Copy every record word for word.

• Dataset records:
....
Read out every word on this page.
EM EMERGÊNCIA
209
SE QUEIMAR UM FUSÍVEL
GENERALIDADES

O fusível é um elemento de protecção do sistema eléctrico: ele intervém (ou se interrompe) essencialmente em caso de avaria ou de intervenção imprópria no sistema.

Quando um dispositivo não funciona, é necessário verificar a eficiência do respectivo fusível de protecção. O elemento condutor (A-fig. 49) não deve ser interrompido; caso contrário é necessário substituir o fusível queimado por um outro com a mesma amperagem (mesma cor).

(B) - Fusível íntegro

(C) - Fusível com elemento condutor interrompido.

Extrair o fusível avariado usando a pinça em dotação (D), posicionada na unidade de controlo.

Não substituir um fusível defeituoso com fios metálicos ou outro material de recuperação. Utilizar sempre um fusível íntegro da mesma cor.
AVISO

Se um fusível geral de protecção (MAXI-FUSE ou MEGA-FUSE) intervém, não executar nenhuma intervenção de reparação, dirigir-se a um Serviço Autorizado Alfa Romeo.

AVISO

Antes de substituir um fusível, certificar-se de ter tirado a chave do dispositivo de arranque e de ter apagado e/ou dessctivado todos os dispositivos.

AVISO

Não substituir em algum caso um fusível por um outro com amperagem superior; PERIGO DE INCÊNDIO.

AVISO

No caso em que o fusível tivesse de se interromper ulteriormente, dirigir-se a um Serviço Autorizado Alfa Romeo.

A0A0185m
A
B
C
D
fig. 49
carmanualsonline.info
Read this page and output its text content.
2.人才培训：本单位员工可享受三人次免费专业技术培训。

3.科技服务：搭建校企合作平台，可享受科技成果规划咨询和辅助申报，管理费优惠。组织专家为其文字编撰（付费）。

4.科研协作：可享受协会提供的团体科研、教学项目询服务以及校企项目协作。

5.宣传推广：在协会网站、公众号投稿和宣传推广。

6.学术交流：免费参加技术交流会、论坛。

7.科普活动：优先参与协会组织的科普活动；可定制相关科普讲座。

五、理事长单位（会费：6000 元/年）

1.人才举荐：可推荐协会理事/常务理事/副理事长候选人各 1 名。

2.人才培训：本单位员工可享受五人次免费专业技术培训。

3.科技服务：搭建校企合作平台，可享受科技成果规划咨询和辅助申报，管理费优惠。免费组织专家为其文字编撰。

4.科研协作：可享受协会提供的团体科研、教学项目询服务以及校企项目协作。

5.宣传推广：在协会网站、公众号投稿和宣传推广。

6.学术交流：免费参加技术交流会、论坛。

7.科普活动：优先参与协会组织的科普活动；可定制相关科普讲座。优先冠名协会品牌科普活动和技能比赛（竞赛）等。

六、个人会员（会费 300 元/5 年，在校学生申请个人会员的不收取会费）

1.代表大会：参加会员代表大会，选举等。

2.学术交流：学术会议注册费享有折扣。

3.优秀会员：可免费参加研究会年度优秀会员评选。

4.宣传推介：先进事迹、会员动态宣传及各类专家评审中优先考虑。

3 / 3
....
• FINISHED EXERCISE:
Read out every word on this page.
EM EMERGÊNCIA
209
SE QUEIMAR UM FUSÍVEL
GENERALIDADES

O fusível é um elemento de protecção do sistema eléctrico: ele intervém (ou se interrompe) essencialmente em caso de avaria ou de intervenção imprópria no sistema.

Quando um dispositivo não funciona, é necessário verificar a eficiência do respectivo fusível de protecção. O elemento condutor (A-fig. 49) não deve ser interrompido; caso contrário é necessário substituir o fusível queimado por um outro com a mesma amperagem (mesma cor).

(B) - Fusível íntegro

(C) - Fusível com elemento condutor interrompido.

Extrair o fusível avariado usando a pinça em dotação (D), posicionada na unidade de controlo.

Não substituir um fusível defeituoso com fios metálicos ou outro material de recuperação. Utilizar sempre um fusível íntegro da mesma cor.
AVISO

Se um fusível geral de protecção (MAXI-FUSE ou MEGA-FUSE) intervém, não executar nenhuma intervenção de reparação, dirigir-se a um Serviço Autorizado Alfa Romeo.

AVISO

Antes de substituir um fusível, certificar-se de ter tirado a chave do dispositivo de arranque e de ter apagado e/ou dessctivado todos os dispositivos.

AVISO

Não substituir em algum caso um fusível por um outro com amperagem superior; PERIGO DE INCÊNDIO.

AVISO

No caso em que o fusível tivesse de se interromper ulteriormente, dirigir-se a um Serviço Autorizado Alfa Romeo.

A0A0185m
A
B
C
D
fig. 49
carmanualsonline.info
Read this page and output its text content.
2.人才培训：本单位员工可享受三人次免费专业技术培训。

3.科技服务：搭建校企合作平台，可享受科技成果规划咨询和辅助申报，管理费优惠。组织专家为其文字编撰（付费）。

4.科研协作：可享受协会提供的团体科研、教学项目询服务以及校企项目协作。

5.宣传推广：在协会网站、公众号投稿和宣传推广。

6.学术交流：免费参加技术交流会、论坛。

7.科普活动：优先参与协会组织的科普活动；可定制相关科普讲座。

五、理事长单位（会费：6000 元/年）

1.人才举荐：可推荐协会理事/常务理事/副理事长候选人各 1 名。

2.人才培训：本单位员工可享受五人次免费专业技术培训。

3.科技服务：搭建校企合作平台，可享受科技成果规划咨询和辅助申报，管理费优惠。免费组织专家为其文字编撰。

4.科研协作：可享受协会提供的团体科研、教学项目询服务以及校企项目协作。

5.宣传推广：在协会网站、公众号投稿和宣传推广。

6.学术交流：免费参加技术交流会、论坛。

7.科普活动：优先参与协会组织的科普活动；可定制相关科普讲座。优先冠名协会品牌科普活动和技能比赛（竞赛）等。

六、个人会员（会费 300 元/5 年，在校学生申请个人会员的不收取会费）

1.代表大会：参加会员代表大会，选举等。

2.学术交流：学术会议注册费享有折扣。

3.优秀会员：可免费参加研究会年度优秀会员评选。

4.宣传推介：先进事迹、会员动态宣传及各类专家评审中优先考虑。

3 / 3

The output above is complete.